## EXERCISE DIRECTIONS
Scan the data for "serta" and copy the lines it appears in.

Dataset items

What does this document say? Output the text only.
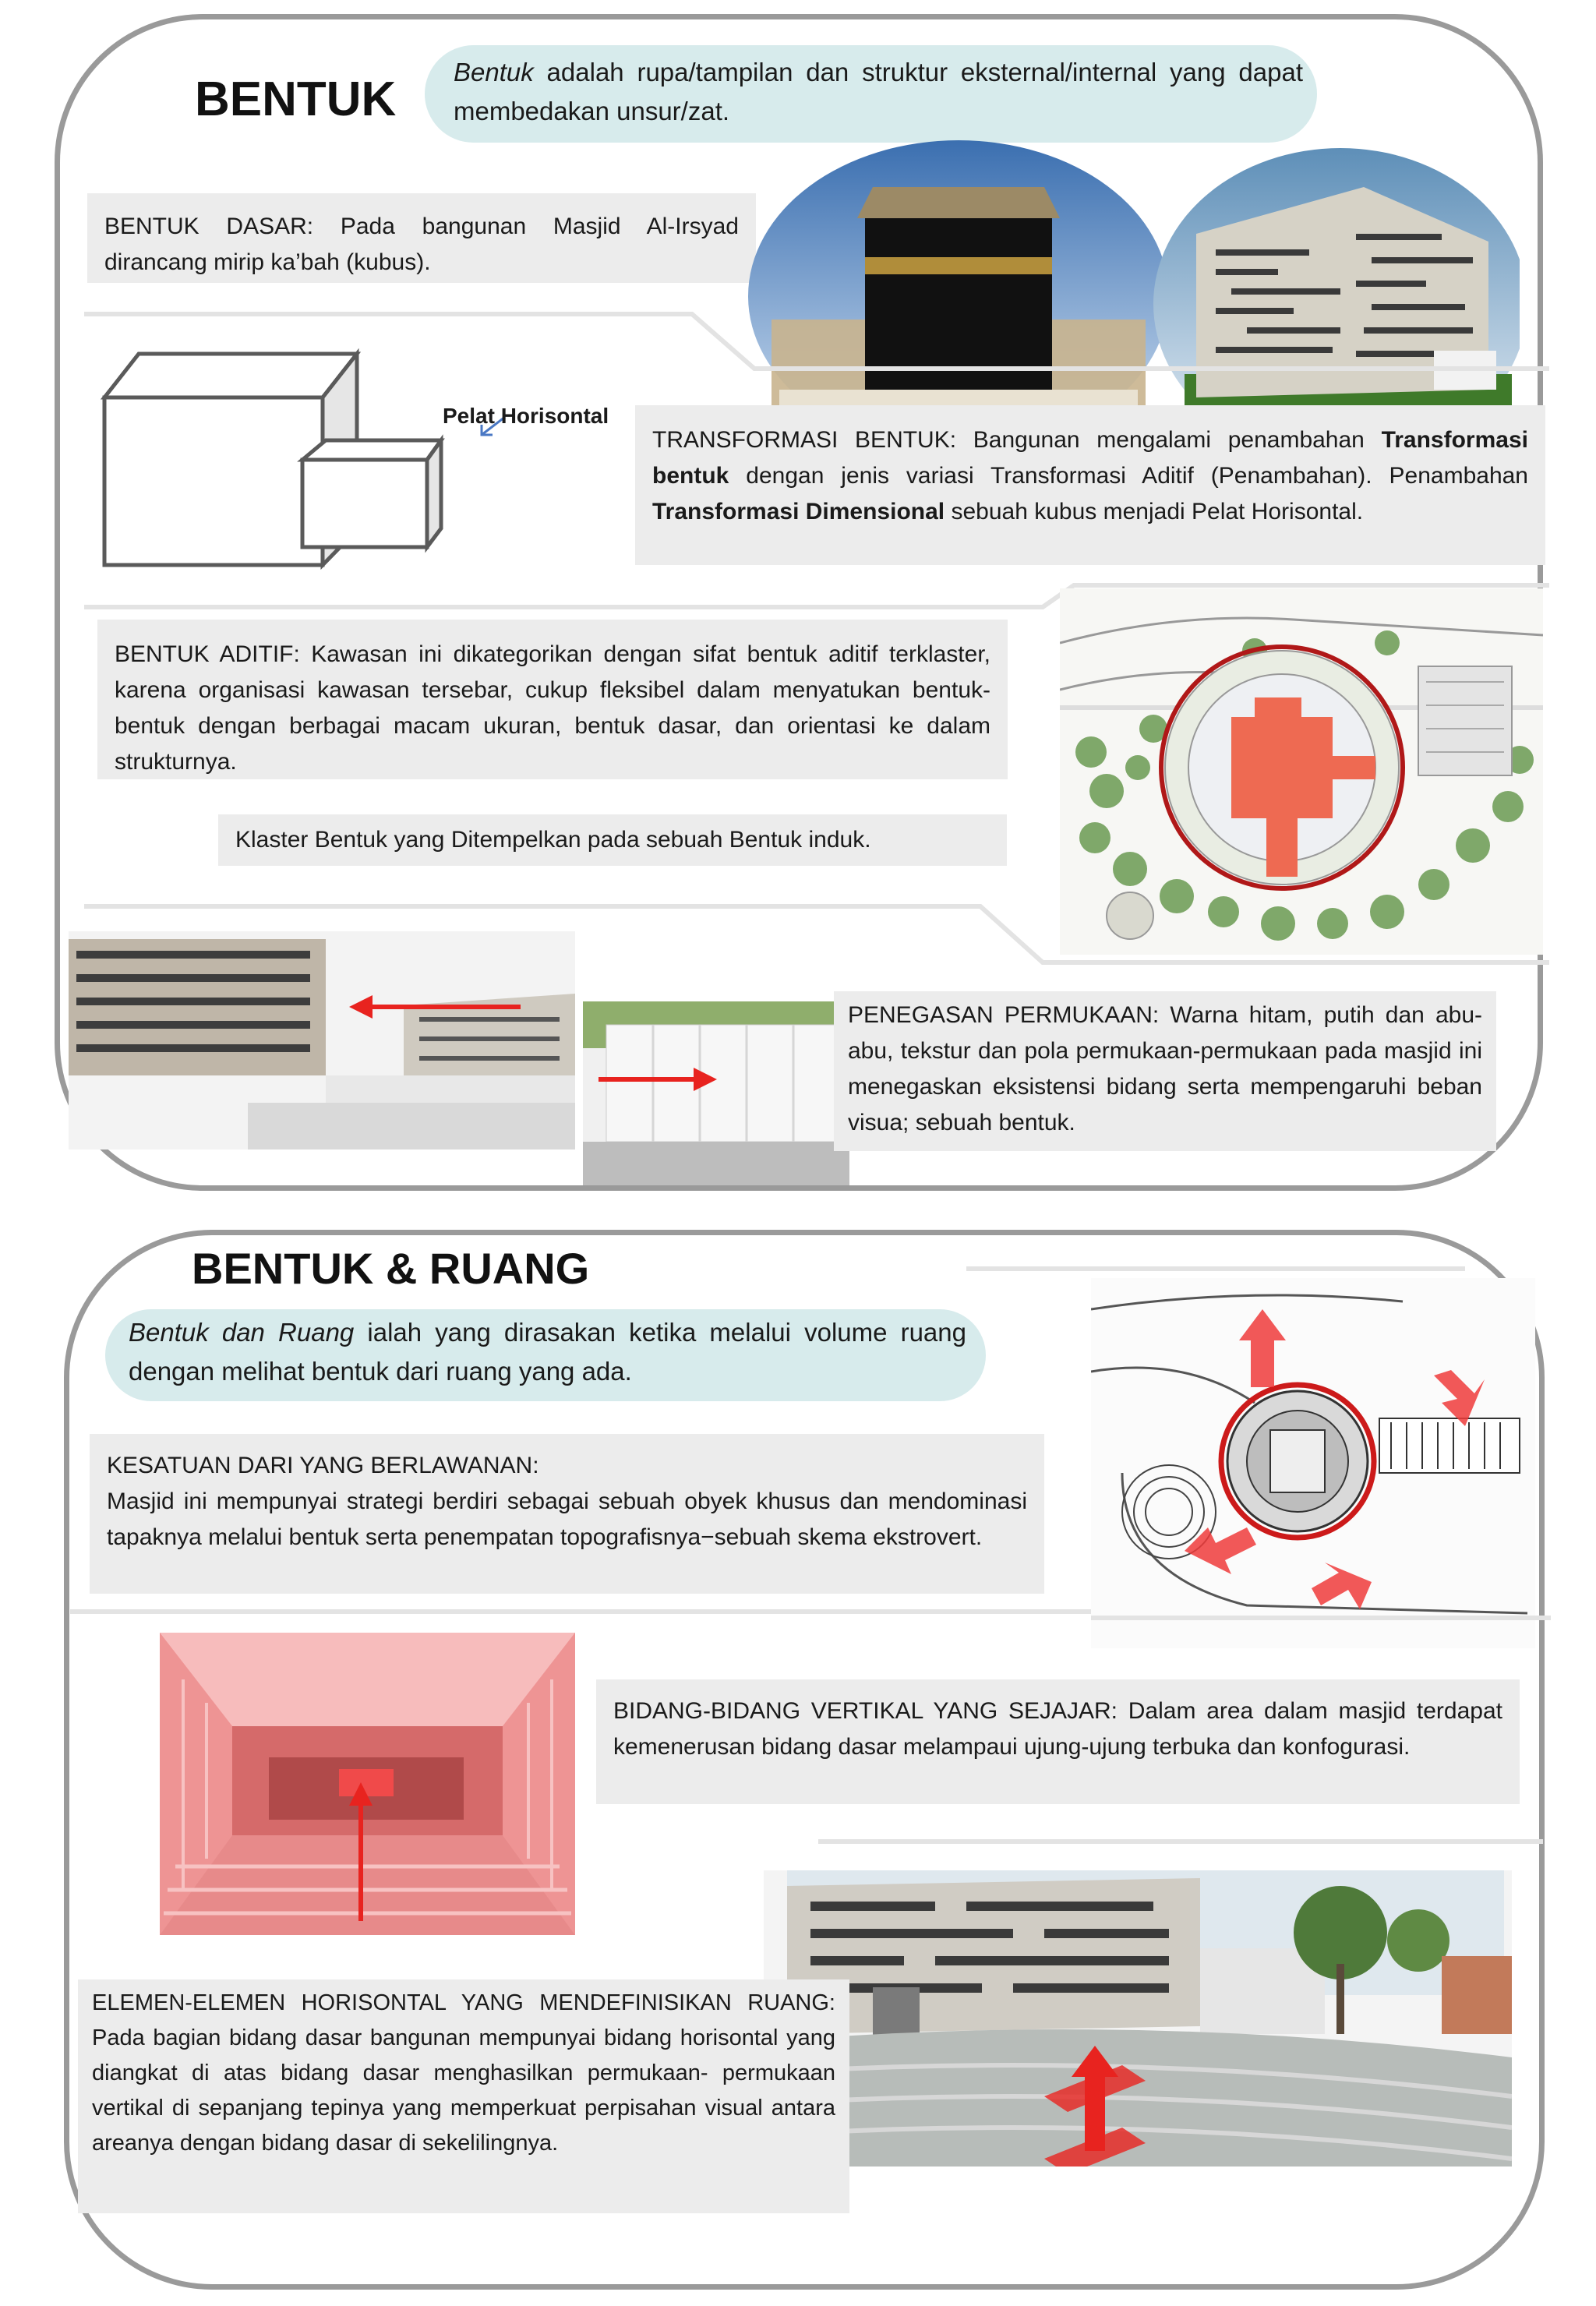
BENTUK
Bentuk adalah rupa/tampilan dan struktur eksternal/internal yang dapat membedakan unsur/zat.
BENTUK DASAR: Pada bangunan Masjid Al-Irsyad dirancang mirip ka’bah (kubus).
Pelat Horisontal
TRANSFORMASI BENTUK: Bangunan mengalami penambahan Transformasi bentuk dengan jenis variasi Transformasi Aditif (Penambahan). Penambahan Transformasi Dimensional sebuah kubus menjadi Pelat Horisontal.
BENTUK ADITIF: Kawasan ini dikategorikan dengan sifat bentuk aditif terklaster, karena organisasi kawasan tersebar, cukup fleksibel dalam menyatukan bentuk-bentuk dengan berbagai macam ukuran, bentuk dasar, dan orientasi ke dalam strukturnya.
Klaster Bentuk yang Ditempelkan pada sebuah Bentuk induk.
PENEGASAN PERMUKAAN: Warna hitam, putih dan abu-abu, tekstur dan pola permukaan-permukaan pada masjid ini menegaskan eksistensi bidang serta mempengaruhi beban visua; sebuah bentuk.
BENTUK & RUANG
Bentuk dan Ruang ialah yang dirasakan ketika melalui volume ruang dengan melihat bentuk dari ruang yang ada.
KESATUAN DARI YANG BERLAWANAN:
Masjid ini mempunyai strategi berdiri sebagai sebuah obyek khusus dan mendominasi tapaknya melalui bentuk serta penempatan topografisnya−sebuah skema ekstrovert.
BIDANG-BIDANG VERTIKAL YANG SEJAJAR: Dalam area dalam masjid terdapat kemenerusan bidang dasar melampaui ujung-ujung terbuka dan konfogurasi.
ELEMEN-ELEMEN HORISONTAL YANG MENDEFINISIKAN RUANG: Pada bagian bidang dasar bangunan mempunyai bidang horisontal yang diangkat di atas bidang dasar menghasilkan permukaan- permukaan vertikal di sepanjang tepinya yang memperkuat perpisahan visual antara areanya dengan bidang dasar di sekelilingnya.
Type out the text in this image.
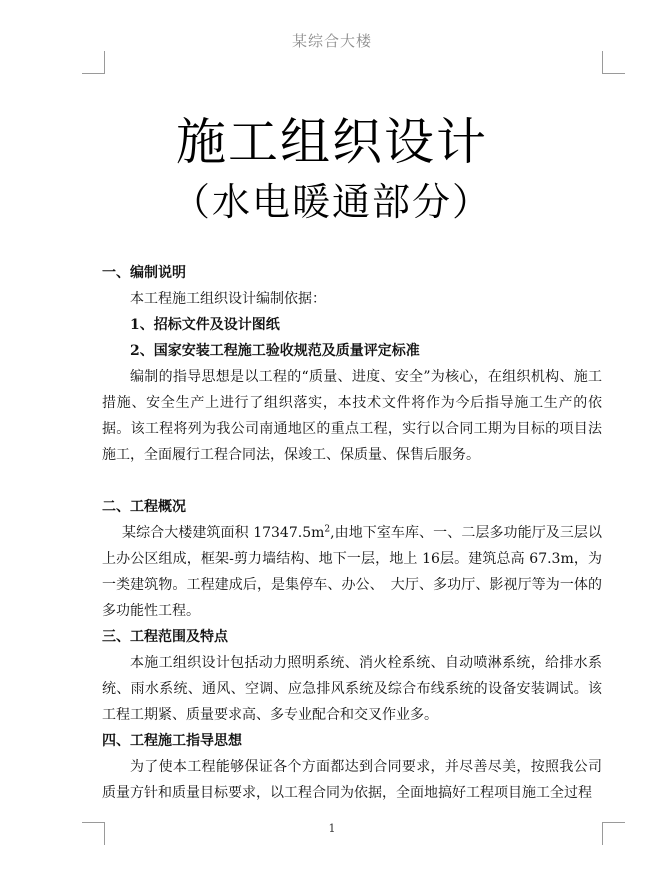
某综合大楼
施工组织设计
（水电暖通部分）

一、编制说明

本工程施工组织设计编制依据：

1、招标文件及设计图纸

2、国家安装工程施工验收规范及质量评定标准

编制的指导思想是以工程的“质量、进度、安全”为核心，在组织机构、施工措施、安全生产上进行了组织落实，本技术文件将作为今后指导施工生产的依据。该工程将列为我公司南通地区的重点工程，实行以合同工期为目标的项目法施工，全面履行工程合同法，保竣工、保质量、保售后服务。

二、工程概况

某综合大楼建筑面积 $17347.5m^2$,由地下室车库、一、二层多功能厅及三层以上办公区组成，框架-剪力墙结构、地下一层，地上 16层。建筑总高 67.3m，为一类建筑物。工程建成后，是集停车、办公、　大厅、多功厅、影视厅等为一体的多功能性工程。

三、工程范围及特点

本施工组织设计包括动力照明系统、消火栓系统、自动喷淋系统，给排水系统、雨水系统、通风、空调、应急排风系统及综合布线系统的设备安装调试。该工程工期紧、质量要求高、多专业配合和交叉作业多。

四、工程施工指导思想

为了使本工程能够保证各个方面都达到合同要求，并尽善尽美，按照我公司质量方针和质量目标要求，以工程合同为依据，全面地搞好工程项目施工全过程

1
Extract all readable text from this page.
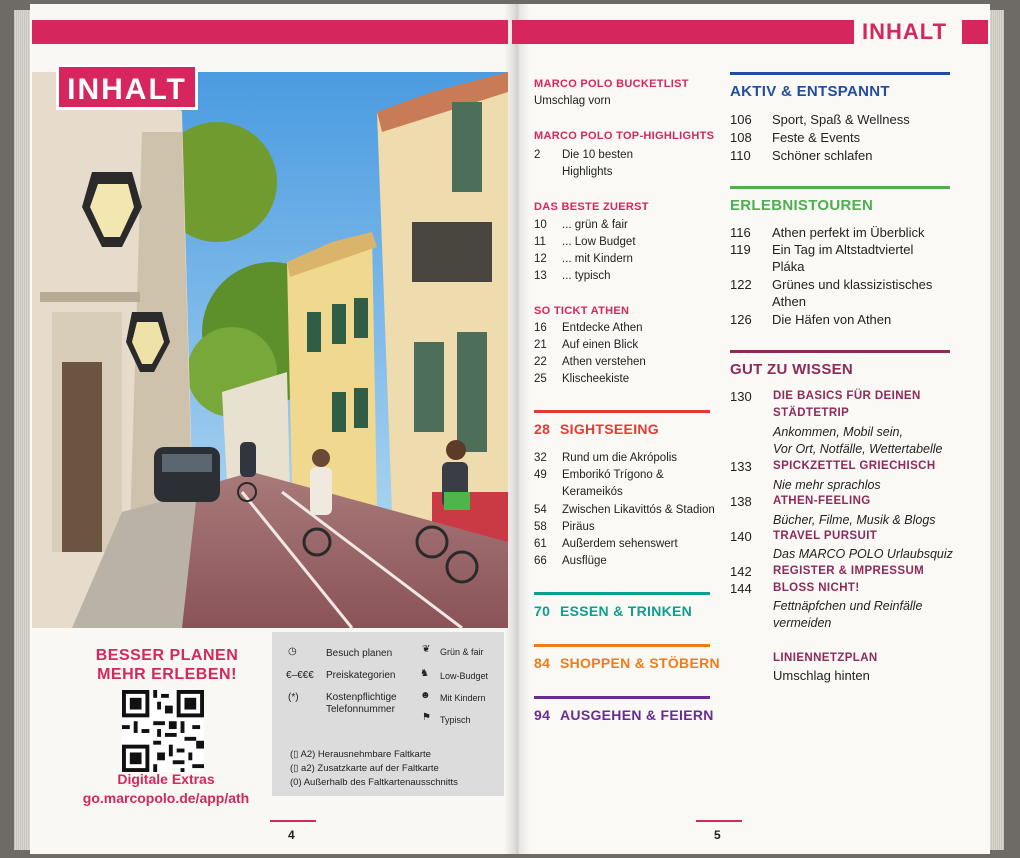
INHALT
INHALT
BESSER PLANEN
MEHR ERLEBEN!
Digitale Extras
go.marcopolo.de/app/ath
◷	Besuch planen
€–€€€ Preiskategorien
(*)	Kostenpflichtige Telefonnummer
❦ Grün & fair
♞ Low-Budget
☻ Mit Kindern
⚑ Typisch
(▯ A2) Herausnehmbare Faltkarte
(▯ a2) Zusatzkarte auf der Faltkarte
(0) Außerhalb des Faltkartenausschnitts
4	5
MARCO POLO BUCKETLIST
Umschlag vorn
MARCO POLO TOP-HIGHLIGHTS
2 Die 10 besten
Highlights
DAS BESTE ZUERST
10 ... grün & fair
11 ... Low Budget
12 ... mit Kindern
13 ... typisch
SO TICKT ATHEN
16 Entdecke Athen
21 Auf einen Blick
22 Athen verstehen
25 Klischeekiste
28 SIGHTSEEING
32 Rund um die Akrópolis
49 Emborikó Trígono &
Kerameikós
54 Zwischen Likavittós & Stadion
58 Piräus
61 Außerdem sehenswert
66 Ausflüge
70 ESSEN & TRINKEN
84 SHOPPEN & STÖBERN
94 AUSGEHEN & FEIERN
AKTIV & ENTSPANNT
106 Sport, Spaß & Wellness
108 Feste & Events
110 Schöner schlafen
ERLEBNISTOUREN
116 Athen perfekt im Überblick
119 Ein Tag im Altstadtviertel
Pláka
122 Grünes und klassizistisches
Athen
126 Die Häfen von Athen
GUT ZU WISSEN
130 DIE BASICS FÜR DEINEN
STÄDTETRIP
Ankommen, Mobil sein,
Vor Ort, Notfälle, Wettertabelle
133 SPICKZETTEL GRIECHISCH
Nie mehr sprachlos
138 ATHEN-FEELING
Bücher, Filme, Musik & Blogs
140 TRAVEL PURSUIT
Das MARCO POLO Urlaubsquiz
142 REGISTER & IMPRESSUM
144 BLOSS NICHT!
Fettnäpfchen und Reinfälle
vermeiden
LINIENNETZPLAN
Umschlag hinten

## SOLUTION
PENEGASAN PERMUKAAN: Warna hitam, putih dan abu-abu, tekstur dan pola permukaan-permukaan pada masjid ini menegaskan eksistensi bidang serta mempengaruhi beban visua; sebuah bentuk.
Masjid ini mempunyai strategi berdiri sebagai sebuah obyek khusus dan mendominasi tapaknya melalui bentuk serta penempatan topografisnya−sebuah skema ekstrovert.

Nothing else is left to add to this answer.